Work instructions: Starting at the line with "Serialize everything readable", return every line through the final one of the data, word for word. Pictures stay out.

========================================

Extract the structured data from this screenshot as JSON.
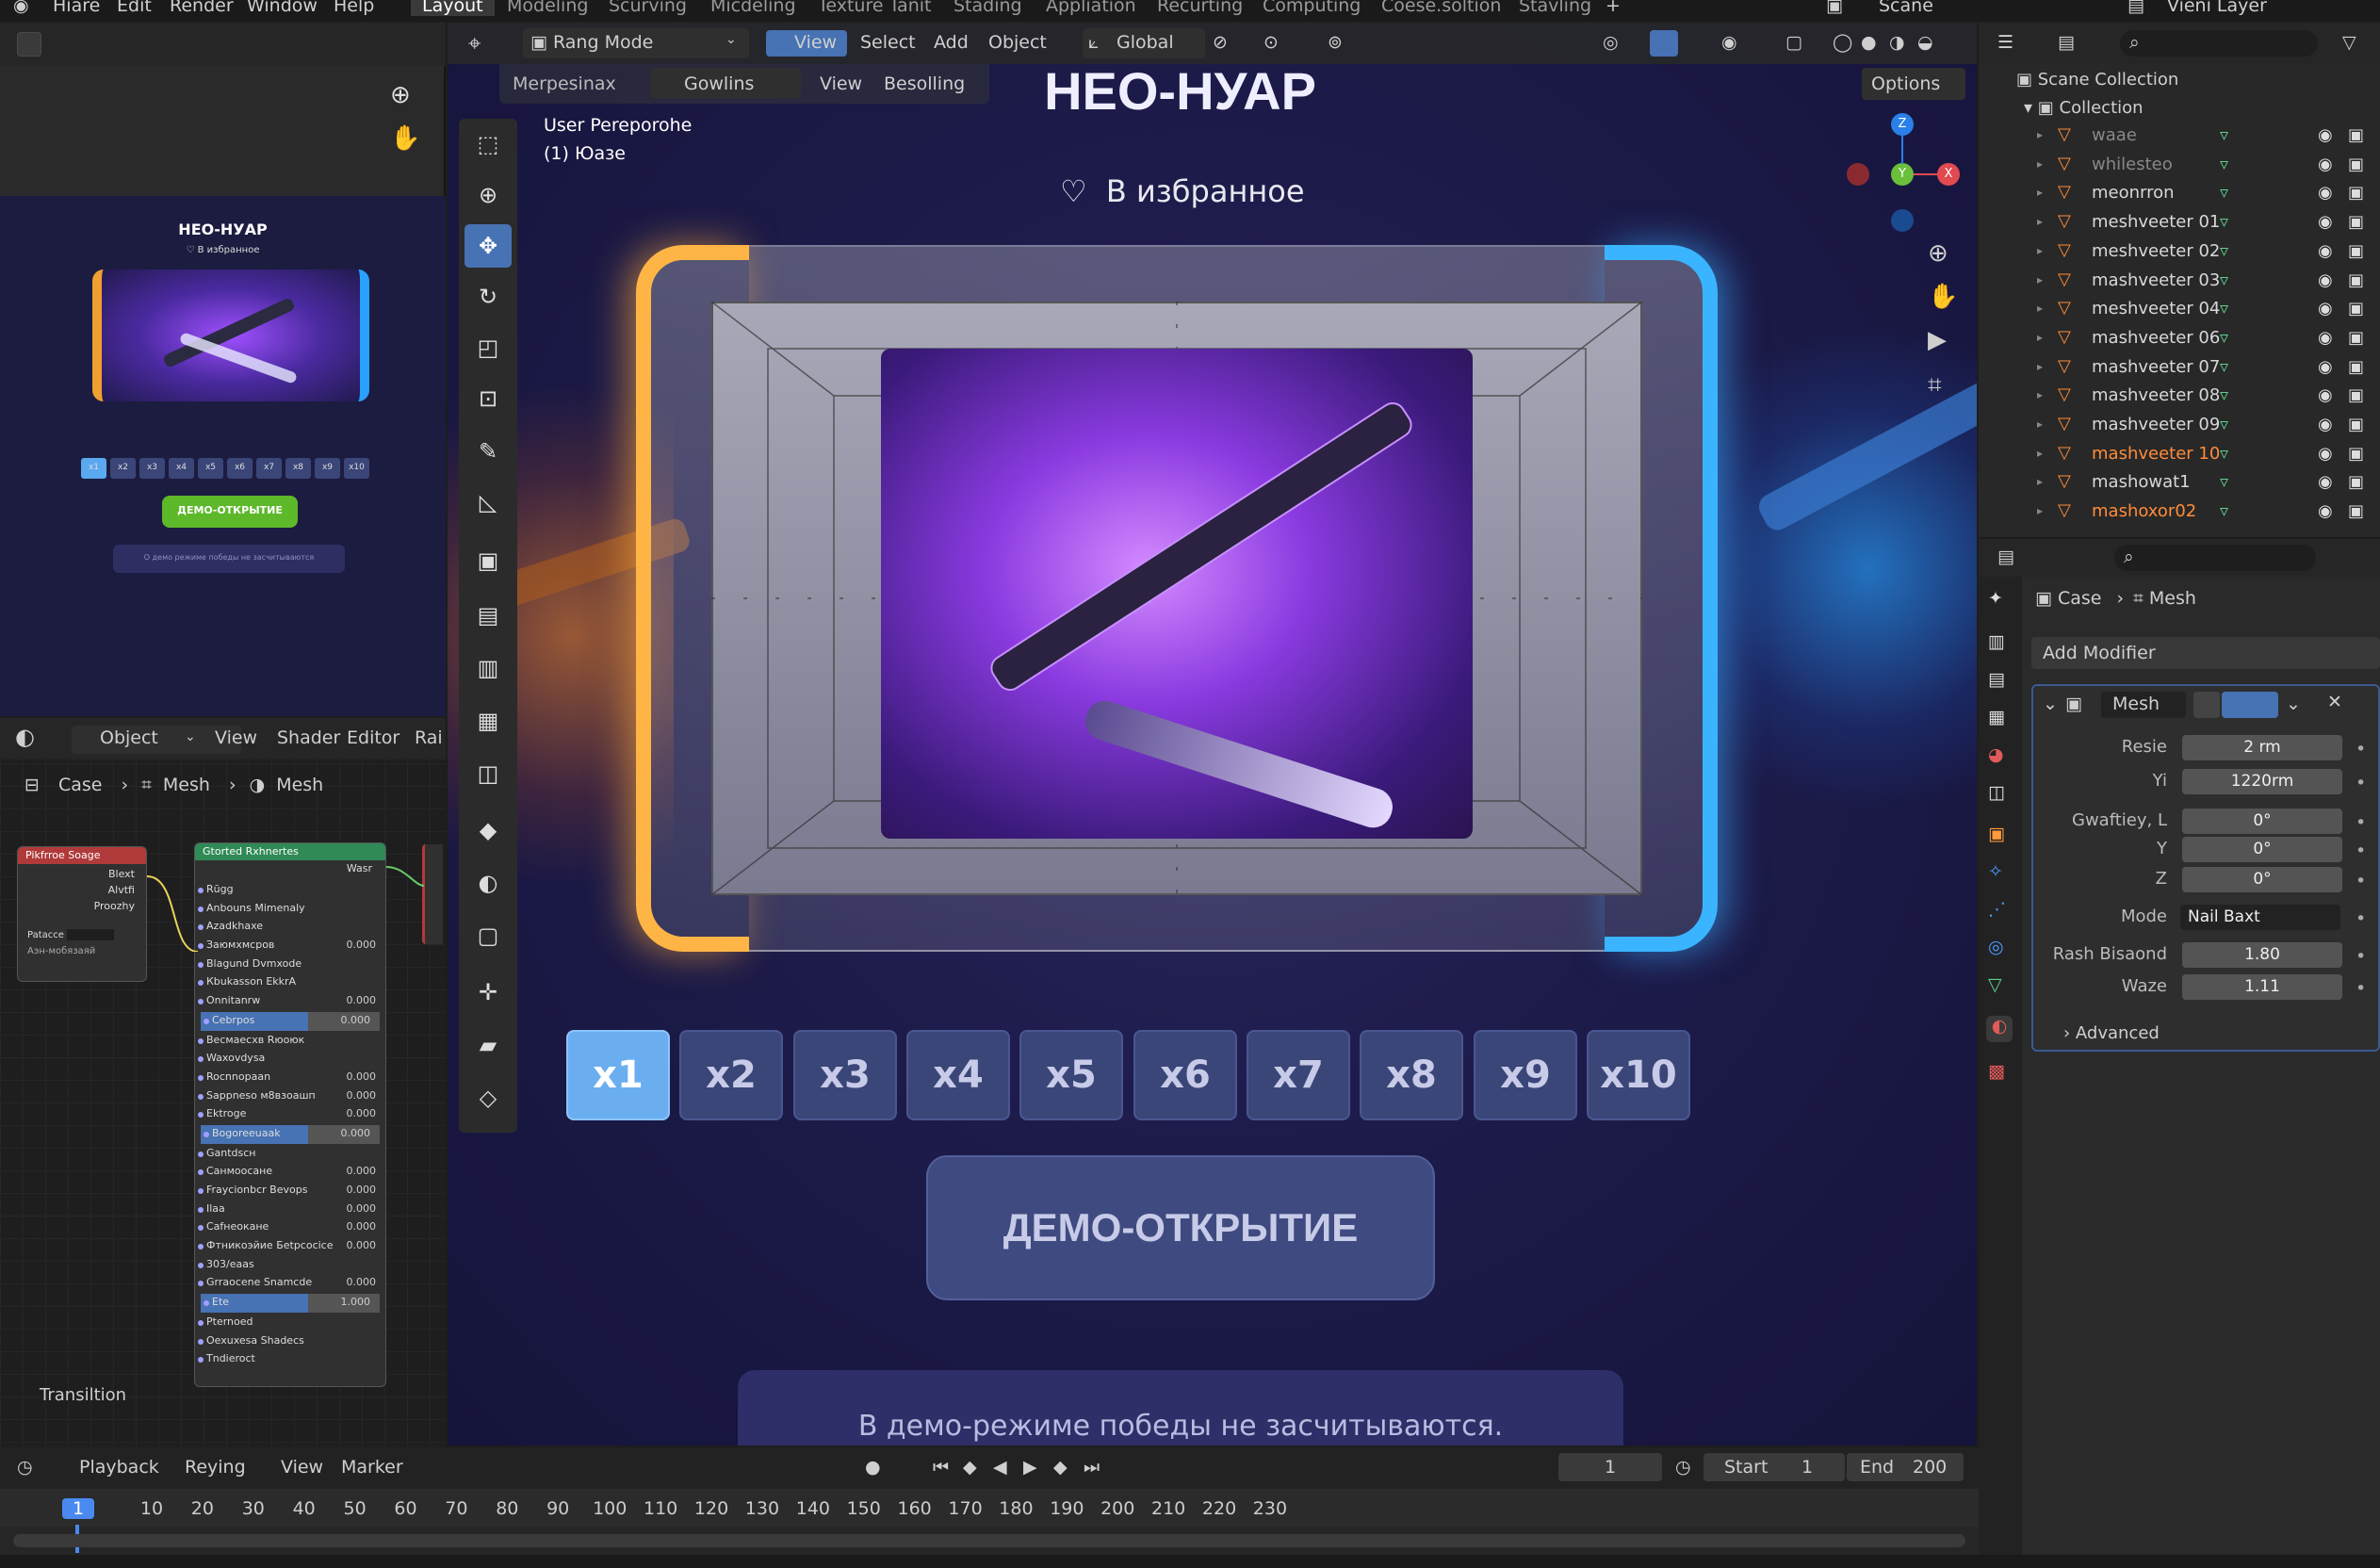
{
  "topbar": {
    "app_menu": [
      "Hiare",
      "Edit",
      "Render",
      "Window",
      "Help"
    ],
    "workspaces": [
      "Layout",
      "Modeling",
      "Scurving",
      "Micdeling",
      "Texture Tanit",
      "Stading",
      "Appliation",
      "Recurting",
      "Computing",
      "Coese.soltion",
      "Stavling"
    ],
    "scene": "Scane",
    "view_layer": "Vieni Layer"
  },
  "left_preview": {
    "title": "НЕО-НУАР",
    "fav": "♡ В избранное",
    "mults": [
      "x1",
      "x2",
      "x3",
      "x4",
      "x5",
      "x6",
      "x7",
      "x8",
      "x9",
      "x10"
    ],
    "demo": "ДЕМО-ОТКРЫТИЕ",
    "note": "О демо режиме победы не засчитываются"
  },
  "node_editor": {
    "mode": "Object",
    "menus": [
      "View",
      "Shader",
      "Editor",
      "Rai"
    ],
    "breadcrumb": [
      "Case",
      "Mesh",
      "Mesh"
    ],
    "footer_label": "Transiltion",
    "node1": {
      "title": "Pikfrroe Soage",
      "outputs": [
        "Blext",
        "Alvtfi",
        "Proozhy"
      ],
      "field": "Patacce",
      "check": "Аэн-мобязаяй"
    },
    "node2": {
      "title": "Gtorted Rxhnertes",
      "out": "Wasr",
      "rows": [
        [
          "Rūgg",
          ""
        ],
        [
          "Anbouns Mimenaly",
          ""
        ],
        [
          "Azadkhaxe",
          ""
        ],
        [
          "Заюмхмсров",
          "0.000"
        ],
        [
          "Вlagund Dvmxode",
          ""
        ],
        [
          "Кbukasson EkkrA",
          ""
        ],
        [
          "Onnitanrw",
          "0.000"
        ],
        [
          "Cebrpos",
          "0.000"
        ],
        [
          "Весмаесхв Rюоюк",
          ""
        ],
        [
          "Waxovdysa",
          ""
        ],
        [
          "Rocnnopaan",
          "0.000"
        ],
        [
          "Sappneso м8взоашп",
          "0.000"
        ],
        [
          "Ektroge",
          "0.000"
        ],
        [
          "Bogoreeuaak",
          "0.000"
        ],
        [
          "Gantdscн",
          ""
        ],
        [
          "Caнмоосане",
          "0.000"
        ],
        [
          "Fraycionbcr Bevops",
          "0.000"
        ],
        [
          "Ilaa",
          "0.000"
        ],
        [
          "Cafнеоканe",
          "0.000"
        ],
        [
          "Фтникоэйие Беtpcocice",
          "0.000"
        ],
        [
          "303/eaas",
          ""
        ],
        [
          "Grraocene Snamcde",
          "0.000"
        ],
        [
          "Ete",
          "1.000"
        ],
        [
          "Pternoed",
          ""
        ],
        [
          "Оexuxesa Shadecs",
          ""
        ],
        [
          "Tndieroct",
          ""
        ]
      ]
    }
  },
  "viewport": {
    "mode": "Rang Mode",
    "menus": [
      "View",
      "Select",
      "Add",
      "Object"
    ],
    "orientation": "Global",
    "sub_menus": [
      "Merpesinax",
      "Gowlins",
      "View",
      "Besolling"
    ],
    "options": "Options",
    "info_line1": "User Pereporohe",
    "info_line2": "(1) Юaзe"
  },
  "game": {
    "title": "НЕО-НУАР",
    "fav": "В избранное",
    "multipliers": [
      "x1",
      "x2",
      "x3",
      "x4",
      "x5",
      "x6",
      "x7",
      "x8",
      "x9",
      "x10"
    ],
    "active_index": 0,
    "demo_button": "ДЕМО-ОТКРЫТИЕ",
    "note": "В демо-режиме победы не засчитываются."
  },
  "outliner": {
    "root": "Scane Collection",
    "collection": "Collection",
    "items": [
      {
        "name": "waae",
        "color": "dim"
      },
      {
        "name": "whilesteo",
        "color": "dim"
      },
      {
        "name": "meonrron",
        "color": "normal"
      },
      {
        "name": "meshveeter 01",
        "color": "normal"
      },
      {
        "name": "meshveeter 02",
        "color": "normal"
      },
      {
        "name": "mashveeter 03",
        "color": "normal"
      },
      {
        "name": "meshveeter 04",
        "color": "normal"
      },
      {
        "name": "mashveeter 06",
        "color": "normal"
      },
      {
        "name": "mashveeter 07",
        "color": "normal"
      },
      {
        "name": "mashveeter 08",
        "color": "normal"
      },
      {
        "name": "mashveeter 09",
        "color": "normal"
      },
      {
        "name": "mashveeter 10",
        "color": "orange"
      },
      {
        "name": "mashowat1",
        "color": "normal"
      },
      {
        "name": "mashoxor02",
        "color": "orange"
      }
    ]
  },
  "properties": {
    "breadcrumb": [
      "Case",
      "Mesh"
    ],
    "add_modifier": "Add Modifier",
    "modifier_name": "Mesh",
    "fields": [
      {
        "label": "Resie",
        "value": "2 rm"
      },
      {
        "label": "Yi",
        "value": "1220rm"
      },
      {
        "label": "Gwaftiey, L",
        "value": "0°"
      },
      {
        "label": "Y",
        "value": "0°"
      },
      {
        "label": "Z",
        "value": "0°"
      },
      {
        "label": "Mode",
        "value": "Nail Baxt"
      },
      {
        "label": "Rash Bisaond",
        "value": "1.80"
      },
      {
        "label": "Waze",
        "value": "1.11"
      }
    ],
    "advanced": "Advanced"
  },
  "timeline": {
    "menus": [
      "Playback",
      "Reying",
      "View",
      "Marker"
    ],
    "current": "1",
    "start_label": "Start",
    "start": "1",
    "end_label": "End",
    "end": "200",
    "ticks": [
      "1",
      "10",
      "20",
      "30",
      "40",
      "50",
      "60",
      "70",
      "80",
      "90",
      "100",
      "110",
      "120",
      "130",
      "140",
      "150",
      "160",
      "170",
      "180",
      "190",
      "200",
      "210",
      "220",
      "230"
    ]
  }
}
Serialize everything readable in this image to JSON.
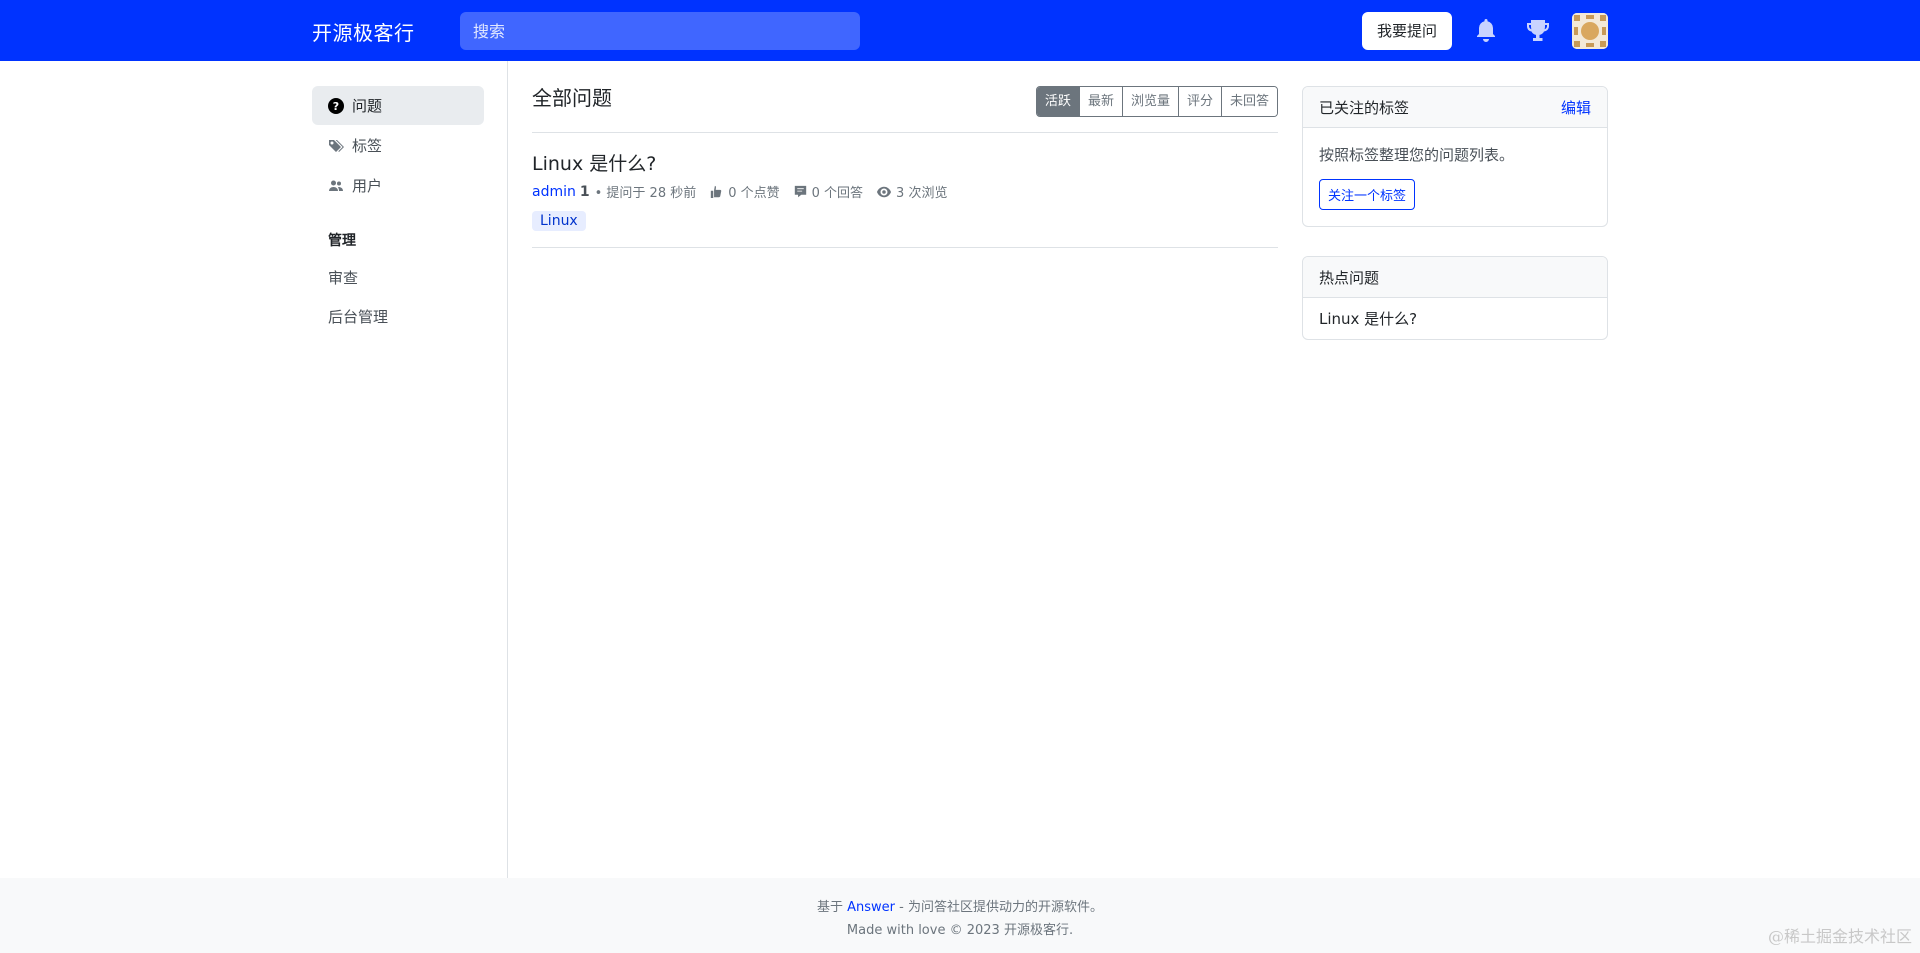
{
  "header": {
    "brand": "开源极客行",
    "search_placeholder": "搜索",
    "ask_button": "我要提问",
    "icons": [
      "bell-icon",
      "trophy-icon"
    ],
    "colors": {
      "topbar": "#0033ff"
    }
  },
  "sidebar": {
    "items": [
      {
        "label": "问题",
        "icon": "question-circle-icon",
        "active": true
      },
      {
        "label": "标签",
        "icon": "tags-icon"
      },
      {
        "label": "用户",
        "icon": "people-icon"
      }
    ],
    "admin_heading": "管理",
    "admin_items": [
      {
        "label": "审查"
      },
      {
        "label": "后台管理"
      }
    ]
  },
  "main": {
    "title": "全部问题",
    "sort_tabs": [
      "活跃",
      "最新",
      "浏览量",
      "评分",
      "未回答"
    ],
    "active_sort": "活跃",
    "questions": [
      {
        "title": "Linux 是什么?",
        "author": "admin",
        "reputation": "1",
        "time": "• 提问于 28 秒前",
        "votes": "0 个点赞",
        "answers": "0 个回答",
        "views": "3 次浏览",
        "tag": "Linux"
      }
    ]
  },
  "followed_tags": {
    "title": "已关注的标签",
    "edit": "编辑",
    "desc": "按照标签整理您的问题列表。",
    "button": "关注一个标签"
  },
  "hot_questions": {
    "title": "热点问题",
    "items": [
      "Linux 是什么?"
    ]
  },
  "footer": {
    "prefix": "基于",
    "link": "Answer",
    "suffix": "- 为问答社区提供动力的开源软件。",
    "line2": "Made with love © 2023 开源极客行."
  },
  "watermark": "@稀土掘金技术社区"
}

========================================

Written response:
Serialize everything readable in this image to JSON.
{
  "header": {
    "brand": "开源极客行",
    "search_placeholder": "搜索",
    "ask_button": "我要提问",
    "icons": [
      "bell-icon",
      "trophy-icon"
    ],
    "colors": {
      "topbar": "#0033ff"
    }
  },
  "sidebar": {
    "items": [
      {
        "label": "问题",
        "icon": "question-circle-icon",
        "active": true
      },
      {
        "label": "标签",
        "icon": "tags-icon"
      },
      {
        "label": "用户",
        "icon": "people-icon"
      }
    ],
    "admin_heading": "管理",
    "admin_items": [
      {
        "label": "审查"
      },
      {
        "label": "后台管理"
      }
    ]
  },
  "main": {
    "title": "全部问题",
    "sort_tabs": [
      "活跃",
      "最新",
      "浏览量",
      "评分",
      "未回答"
    ],
    "active_sort": "活跃",
    "questions": [
      {
        "title": "Linux 是什么?",
        "author": "admin",
        "reputation": "1",
        "time": "• 提问于 28 秒前",
        "votes": "0 个点赞",
        "answers": "0 个回答",
        "views": "3 次浏览",
        "tag": "Linux"
      }
    ]
  },
  "followed_tags": {
    "title": "已关注的标签",
    "edit": "编辑",
    "desc": "按照标签整理您的问题列表。",
    "button": "关注一个标签"
  },
  "hot_questions": {
    "title": "热点问题",
    "items": [
      "Linux 是什么?"
    ]
  },
  "footer": {
    "prefix": "基于",
    "link": "Answer",
    "suffix": "- 为问答社区提供动力的开源软件。",
    "line2": "Made with love © 2023 开源极客行."
  },
  "watermark": "@稀土掘金技术社区"
}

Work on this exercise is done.